* ASSIGNED TASK: Retype everything from "The variant is" down to "variants more contagious." in the report on Ohio's first case of the Brazil COVID-19 variant, keeping the wording unchanged.

* PASSAGE FOR REVIEW:

COLUMBUS, Ohio — The first Ohio case of the more contagious COVID-19 variant that spread rapidly in Brazil has been reported.
Ohio joins seven other states that have detected the alarming variant, which was first detected in a routine screening when four infected travelers flew from Brazil to Tokyo on Jan. 2. The sample, detected in a 2-year-old boy, is one of just 15 U.S. cases of the variant.
It was collected by Nationwide Children's Hospital in Columbus, according to a global database for tracking mutations in COVID-19. An Ohio State Wexner Medical Center laboratory uploaded the sequenced sample to the database.
Ohio Department of Health officials confirmed the case to Spectrum News 1 Sunday afternoon. The case was added to the federal government's variants tracker later Sunday evening.
Officials said the case was reported March 5. Health authorities and the Centers for Disease Control and Prevention were notified the same day.
"It is not unusual for viruses to mutate and we have long expected that these variants would arrive in Ohio," health department officials said. "We will continue to monitor any variants that arrive in Ohio closely. However, the arrival of these variants underscores the absolute necessity for all of us to continue the precautions that we have been following since the beginning of the pandemic."
Officials said that means wearing a mask, distancing, and frequent hand-washing.
The variant is more contagious than previous strains of COVID-19. In Brazil, people who have recovered from COVID-19 are becoming infected with the new strain, and it has been shown to be resistant to antibody therapies, according to researchers who studied reinfection in Manaus, Brazil. The P.1 variant shares a mutation, E484K, with the variant first discovered in South Africa, which scientists said may be responsible for these properties in both variants.
The strain also contains a mutation known as "N501Y" which is shared with both other variants of concern tracked by the CDC — B.1.1.7, discovered in the United Kingdom, and B.1.351, discovered in South Africa. It is believed to play a role in making the variants more contagious.
Ohio has zero cases of the variant found in South Africa and 31 cases of B.1.1.7, but researchers caution that data is skewed because standard PCR testing can hint that a sample from a COVID-19 patient is more likely to be that variant. The CDC added nine Ohio cases of the variant discovered in the United Kingdom in its Sunday dashboard update.
On Sunday, a total of 1,453 sequenced COVID-19 samples from Ohio had been uploaded to the global database, a significant increase since late January when only 200 samples had been uploaded. In addition to the variants tracked by the CDC, several cases of P.2, another variant discovered in Brazil, have been reported in Ohio, as well as more than a dozen cases of a more contagious strain known as B.1.427/B.1.429 that was first discovered in California.
The state’s sequencing efforts are just a tiny fraction of viral surveillance in the U.S. Only .92% of samples uploaded to the global database are from Ohio, a state with 3.52% of the country’s population.
As Ohio reopens its economy in response to improvements in COVID-19 metrics since the vaccine rollout, state officials said their projection that a more normal spring is on the horizon must be asterisked because it remains unknown if the variants are capable of producing a fourth wave.

* EXTRACTED DATA:
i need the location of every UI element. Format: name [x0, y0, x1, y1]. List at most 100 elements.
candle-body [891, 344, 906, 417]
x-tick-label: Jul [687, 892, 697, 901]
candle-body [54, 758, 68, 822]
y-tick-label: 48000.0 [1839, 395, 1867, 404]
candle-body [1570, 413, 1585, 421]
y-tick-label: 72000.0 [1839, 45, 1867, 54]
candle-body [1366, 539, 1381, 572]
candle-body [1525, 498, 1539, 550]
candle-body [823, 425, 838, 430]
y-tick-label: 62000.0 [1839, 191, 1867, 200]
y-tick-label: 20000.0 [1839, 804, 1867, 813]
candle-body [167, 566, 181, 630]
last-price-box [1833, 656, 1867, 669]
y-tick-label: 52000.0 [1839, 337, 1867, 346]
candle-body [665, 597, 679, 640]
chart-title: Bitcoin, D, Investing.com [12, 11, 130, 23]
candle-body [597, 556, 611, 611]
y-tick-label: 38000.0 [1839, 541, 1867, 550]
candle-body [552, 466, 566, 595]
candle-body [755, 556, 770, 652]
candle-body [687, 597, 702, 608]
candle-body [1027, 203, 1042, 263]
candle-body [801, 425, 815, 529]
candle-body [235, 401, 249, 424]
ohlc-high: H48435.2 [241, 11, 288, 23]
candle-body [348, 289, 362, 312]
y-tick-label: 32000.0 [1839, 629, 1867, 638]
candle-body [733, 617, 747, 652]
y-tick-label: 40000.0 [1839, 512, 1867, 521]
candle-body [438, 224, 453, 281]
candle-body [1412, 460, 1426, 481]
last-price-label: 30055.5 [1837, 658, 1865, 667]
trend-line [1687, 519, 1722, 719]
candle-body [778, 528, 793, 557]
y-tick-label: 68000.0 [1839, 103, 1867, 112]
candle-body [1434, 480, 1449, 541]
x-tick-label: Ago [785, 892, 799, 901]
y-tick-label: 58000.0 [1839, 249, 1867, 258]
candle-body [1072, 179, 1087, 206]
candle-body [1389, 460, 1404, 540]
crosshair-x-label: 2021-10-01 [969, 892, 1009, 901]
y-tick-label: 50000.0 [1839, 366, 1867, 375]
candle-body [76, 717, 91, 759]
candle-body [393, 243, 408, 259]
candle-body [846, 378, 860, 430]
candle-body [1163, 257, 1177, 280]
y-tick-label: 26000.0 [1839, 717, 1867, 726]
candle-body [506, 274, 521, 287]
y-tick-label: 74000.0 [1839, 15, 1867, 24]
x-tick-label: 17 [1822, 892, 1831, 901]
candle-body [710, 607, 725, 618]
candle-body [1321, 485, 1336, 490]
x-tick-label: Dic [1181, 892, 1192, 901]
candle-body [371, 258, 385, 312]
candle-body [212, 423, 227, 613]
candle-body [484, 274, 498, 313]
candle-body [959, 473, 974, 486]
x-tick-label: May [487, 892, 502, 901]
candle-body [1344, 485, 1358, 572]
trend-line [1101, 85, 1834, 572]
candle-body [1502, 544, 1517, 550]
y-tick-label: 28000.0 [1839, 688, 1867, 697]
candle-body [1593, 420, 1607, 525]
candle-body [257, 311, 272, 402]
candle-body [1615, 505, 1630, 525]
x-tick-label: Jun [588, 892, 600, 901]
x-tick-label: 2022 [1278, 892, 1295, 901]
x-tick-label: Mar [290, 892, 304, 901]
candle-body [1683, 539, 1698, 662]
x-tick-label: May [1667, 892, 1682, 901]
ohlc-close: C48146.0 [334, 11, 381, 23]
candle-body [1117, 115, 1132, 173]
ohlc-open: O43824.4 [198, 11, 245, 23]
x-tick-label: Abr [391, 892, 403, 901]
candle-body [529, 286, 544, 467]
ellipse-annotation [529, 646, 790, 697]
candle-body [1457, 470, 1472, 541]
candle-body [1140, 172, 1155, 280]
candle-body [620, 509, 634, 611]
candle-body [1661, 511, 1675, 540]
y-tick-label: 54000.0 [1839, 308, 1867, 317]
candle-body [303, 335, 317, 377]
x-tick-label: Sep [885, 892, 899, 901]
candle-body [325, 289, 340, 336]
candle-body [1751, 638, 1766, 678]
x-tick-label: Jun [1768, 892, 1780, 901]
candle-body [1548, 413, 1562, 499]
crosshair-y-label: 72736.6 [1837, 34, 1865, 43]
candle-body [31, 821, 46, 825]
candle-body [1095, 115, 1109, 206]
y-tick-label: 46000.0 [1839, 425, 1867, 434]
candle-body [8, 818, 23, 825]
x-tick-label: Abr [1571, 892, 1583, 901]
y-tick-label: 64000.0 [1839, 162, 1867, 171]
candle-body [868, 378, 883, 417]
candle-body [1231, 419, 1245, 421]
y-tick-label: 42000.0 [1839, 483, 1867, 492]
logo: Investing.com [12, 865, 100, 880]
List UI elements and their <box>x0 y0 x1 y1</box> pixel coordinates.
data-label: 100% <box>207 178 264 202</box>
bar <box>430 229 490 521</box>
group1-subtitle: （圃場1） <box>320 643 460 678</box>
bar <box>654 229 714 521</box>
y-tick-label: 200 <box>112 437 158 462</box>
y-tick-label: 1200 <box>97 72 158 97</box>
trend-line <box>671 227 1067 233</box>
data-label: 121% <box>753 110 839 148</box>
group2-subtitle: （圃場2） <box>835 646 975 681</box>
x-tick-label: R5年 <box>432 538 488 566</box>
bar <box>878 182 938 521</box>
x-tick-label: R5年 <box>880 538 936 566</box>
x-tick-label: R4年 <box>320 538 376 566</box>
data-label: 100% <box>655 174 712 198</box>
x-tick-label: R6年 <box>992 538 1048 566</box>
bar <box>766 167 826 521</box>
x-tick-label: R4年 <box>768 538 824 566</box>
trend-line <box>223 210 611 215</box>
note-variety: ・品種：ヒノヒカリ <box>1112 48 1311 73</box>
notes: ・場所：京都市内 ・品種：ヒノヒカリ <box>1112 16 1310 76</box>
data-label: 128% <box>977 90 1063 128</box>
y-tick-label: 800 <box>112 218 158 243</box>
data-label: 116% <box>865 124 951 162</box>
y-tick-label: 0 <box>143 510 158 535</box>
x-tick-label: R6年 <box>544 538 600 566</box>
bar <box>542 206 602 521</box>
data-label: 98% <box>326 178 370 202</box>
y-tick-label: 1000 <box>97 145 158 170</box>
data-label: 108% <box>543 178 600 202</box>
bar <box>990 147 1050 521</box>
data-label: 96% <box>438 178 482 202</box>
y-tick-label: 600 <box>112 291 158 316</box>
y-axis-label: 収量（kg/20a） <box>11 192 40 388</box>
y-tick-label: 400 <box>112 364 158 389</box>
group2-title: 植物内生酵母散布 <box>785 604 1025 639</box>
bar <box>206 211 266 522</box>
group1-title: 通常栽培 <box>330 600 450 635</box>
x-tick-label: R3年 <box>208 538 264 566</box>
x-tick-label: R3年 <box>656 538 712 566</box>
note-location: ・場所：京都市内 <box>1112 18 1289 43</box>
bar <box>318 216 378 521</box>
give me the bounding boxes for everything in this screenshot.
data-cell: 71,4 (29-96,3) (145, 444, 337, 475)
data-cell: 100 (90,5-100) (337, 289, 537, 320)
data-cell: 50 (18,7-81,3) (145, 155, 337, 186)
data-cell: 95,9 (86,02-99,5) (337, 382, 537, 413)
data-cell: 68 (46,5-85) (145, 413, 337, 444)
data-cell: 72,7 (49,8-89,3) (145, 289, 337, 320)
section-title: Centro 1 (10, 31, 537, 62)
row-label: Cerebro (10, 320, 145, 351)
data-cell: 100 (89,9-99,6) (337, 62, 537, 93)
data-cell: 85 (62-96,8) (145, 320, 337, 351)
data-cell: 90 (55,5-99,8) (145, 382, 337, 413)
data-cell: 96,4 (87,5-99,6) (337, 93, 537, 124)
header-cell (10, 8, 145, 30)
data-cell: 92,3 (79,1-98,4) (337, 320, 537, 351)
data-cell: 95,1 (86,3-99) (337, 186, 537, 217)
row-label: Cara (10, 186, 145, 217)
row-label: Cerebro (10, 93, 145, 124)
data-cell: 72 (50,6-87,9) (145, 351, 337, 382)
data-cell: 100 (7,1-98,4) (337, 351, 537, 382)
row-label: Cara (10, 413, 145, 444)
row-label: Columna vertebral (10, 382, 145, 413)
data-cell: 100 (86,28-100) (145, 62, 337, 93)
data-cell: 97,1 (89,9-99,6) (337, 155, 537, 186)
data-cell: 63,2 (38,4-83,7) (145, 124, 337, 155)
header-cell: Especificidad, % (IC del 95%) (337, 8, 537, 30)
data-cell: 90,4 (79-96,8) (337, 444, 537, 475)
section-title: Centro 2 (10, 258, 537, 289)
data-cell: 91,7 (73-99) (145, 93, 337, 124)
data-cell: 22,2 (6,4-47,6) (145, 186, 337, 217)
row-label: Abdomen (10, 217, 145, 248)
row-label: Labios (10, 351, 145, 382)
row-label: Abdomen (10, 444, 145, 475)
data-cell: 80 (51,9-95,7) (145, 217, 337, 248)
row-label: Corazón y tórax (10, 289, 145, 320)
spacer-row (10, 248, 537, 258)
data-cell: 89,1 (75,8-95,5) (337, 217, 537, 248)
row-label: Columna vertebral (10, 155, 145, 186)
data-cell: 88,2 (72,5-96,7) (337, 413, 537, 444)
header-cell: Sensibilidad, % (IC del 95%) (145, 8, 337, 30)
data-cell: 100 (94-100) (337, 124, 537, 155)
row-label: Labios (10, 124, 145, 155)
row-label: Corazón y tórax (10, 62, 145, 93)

* COMPLETED TASK:
The variant is more contagious than previous strains of COVID-19. In Brazil, people who have recovered from COVID-19 are becoming infected with the new strain, and it has been shown to be resistant to antibody therapies, according to researchers who studied reinfection in Manaus, Brazil. The P.1 variant shares a mutation, E484K, with the variant first discovered in South Africa, which scientists said may be responsible for these properties in both variants.
The strain also contains a mutation known as "N501Y" which is shared with both other variants of concern tracked by the CDC — B.1.1.7, discovered in the United Kingdom, and B.1.351, discovered in South Africa. It is believed to play a role in making the variants more contagious.